# WORK TO BE COMPLETED
For each line below that contains the string "comic", copy that line.

━━━ STORED ROWS

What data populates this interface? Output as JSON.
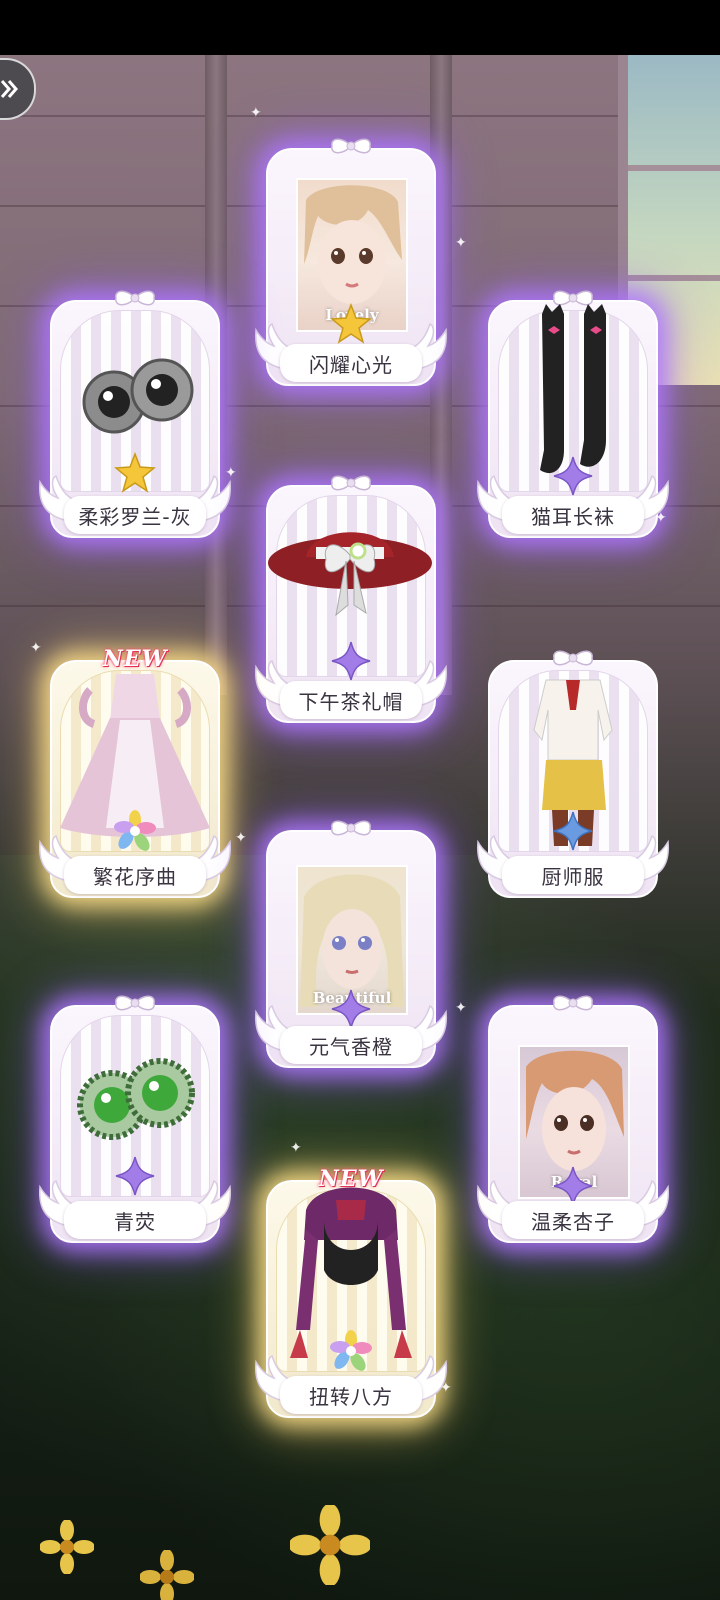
{
  "cards": [
    {
      "name": "闪耀心光",
      "item_icon": "face-portrait-icon",
      "portrait_caption": "Lovely",
      "rarity_color": "#f5c63a",
      "glow": "purple"
    },
    {
      "name": "柔彩罗兰-灰",
      "item_icon": "gray-eyes-icon",
      "rarity_color": "#f5c63a",
      "glow": "purple"
    },
    {
      "name": "猫耳长袜",
      "item_icon": "cat-ear-stockings-icon",
      "rarity_color": "#a27de8",
      "glow": "purple"
    },
    {
      "name": "下午茶礼帽",
      "item_icon": "red-tea-hat-icon",
      "rarity_color": "#a27de8",
      "glow": "purple"
    },
    {
      "name": "繁花序曲",
      "item_icon": "flower-gown-icon",
      "badge": "NEW",
      "rarity_color": "multicolor",
      "glow": "gold"
    },
    {
      "name": "厨师服",
      "item_icon": "chef-outfit-icon",
      "rarity_color": "#6a9be0",
      "glow": "none"
    },
    {
      "name": "元气香橙",
      "item_icon": "face-portrait-icon",
      "portrait_caption": "Beautiful",
      "rarity_color": "#a27de8",
      "glow": "purple"
    },
    {
      "name": "青荧",
      "item_icon": "green-eyes-icon",
      "rarity_color": "#a27de8",
      "glow": "purple"
    },
    {
      "name": "温柔杏子",
      "item_icon": "face-portrait-icon",
      "portrait_caption": "Royal",
      "rarity_color": "#a27de8",
      "glow": "purple"
    },
    {
      "name": "扭转八方",
      "item_icon": "braided-hair-icon",
      "badge": "NEW",
      "rarity_color": "multicolor",
      "glow": "gold"
    }
  ],
  "back_button": {
    "icon": "double-chevron-right-icon"
  }
}
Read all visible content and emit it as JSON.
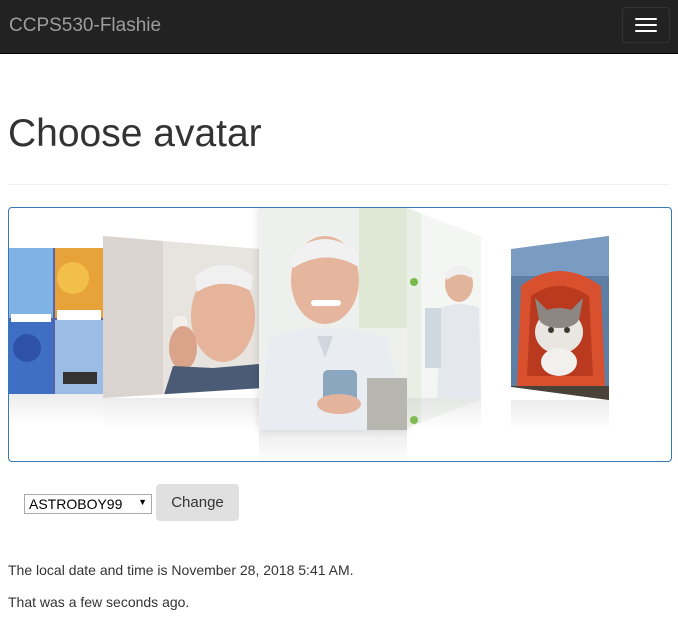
{
  "navbar": {
    "brand": "CCPS530-Flashie",
    "toggle_icon": "hamburger-menu-icon"
  },
  "page": {
    "title": "Choose avatar"
  },
  "coverflow": {
    "border_color": "#337ab7",
    "covers": [
      {
        "subject": "comic-strip",
        "icon": "comic-thumbnail-icon"
      },
      {
        "subject": "man-on-phone",
        "icon": "photo-thumbnail-icon"
      },
      {
        "subject": "man-with-mug",
        "icon": "photo-thumbnail-icon",
        "selected": true
      },
      {
        "subject": "man-at-office",
        "icon": "photo-thumbnail-icon"
      },
      {
        "subject": "cat-in-backpack",
        "icon": "photo-thumbnail-icon"
      }
    ]
  },
  "avatar_form": {
    "selected_value": "ASTROBOY99",
    "change_label": "Change"
  },
  "info": {
    "local_time": "The local date and time is November 28, 2018 5:41 AM.",
    "relative_time": "That was a few seconds ago."
  },
  "colors": {
    "navbar_bg": "#222222",
    "brand_text": "#9d9d9d",
    "button_bg": "#e0e0e0"
  }
}
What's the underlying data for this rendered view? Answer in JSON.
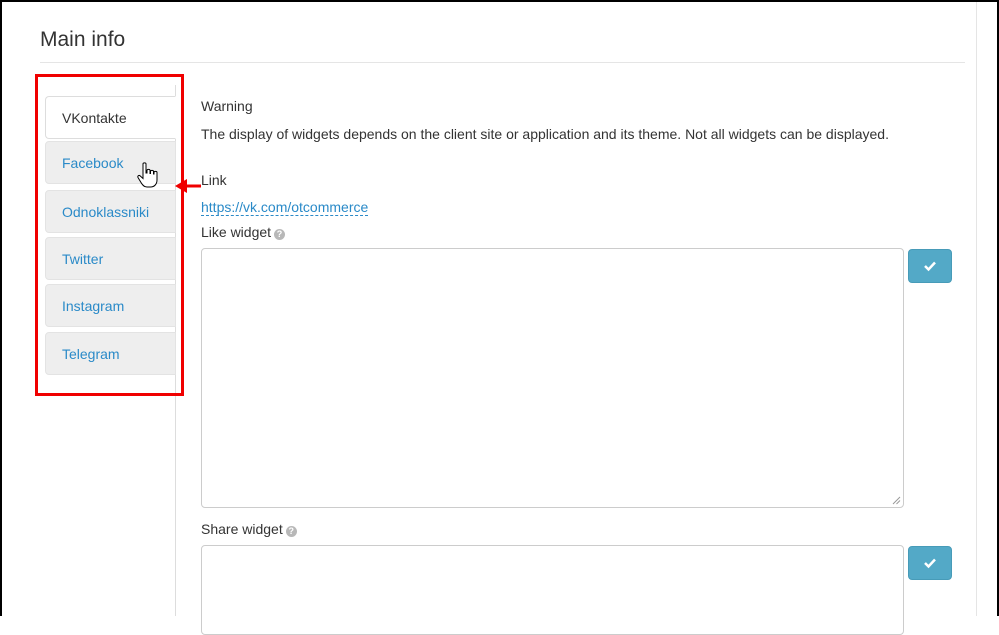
{
  "header": {
    "title": "Main info"
  },
  "tabs": [
    {
      "label": "VKontakte",
      "active": true
    },
    {
      "label": "Facebook",
      "active": false
    },
    {
      "label": "Odnoklassniki",
      "active": false
    },
    {
      "label": "Twitter",
      "active": false
    },
    {
      "label": "Instagram",
      "active": false
    },
    {
      "label": "Telegram",
      "active": false
    }
  ],
  "content": {
    "warning_label": "Warning",
    "warning_text": "The display of widgets depends on the client site or application and its theme. Not all widgets can be displayed.",
    "link_label": "Link",
    "link_url": "https://vk.com/otcommerce",
    "like_widget_label": "Like widget",
    "like_widget_value": "",
    "share_widget_label": "Share widget",
    "share_widget_value": ""
  },
  "icons": {
    "help": "question-circle-icon",
    "confirm": "checkmark-icon",
    "cursor": "hand-pointer-icon"
  },
  "colors": {
    "link": "#2a8ac8",
    "tab_bg": "#eeeeee",
    "highlight": "#f00000",
    "button": "#53a9c7"
  }
}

━━━━━━

# PROBLEM SOLUTION
        "subject": "comic-strip",
        "icon": "comic-thumbnail-icon"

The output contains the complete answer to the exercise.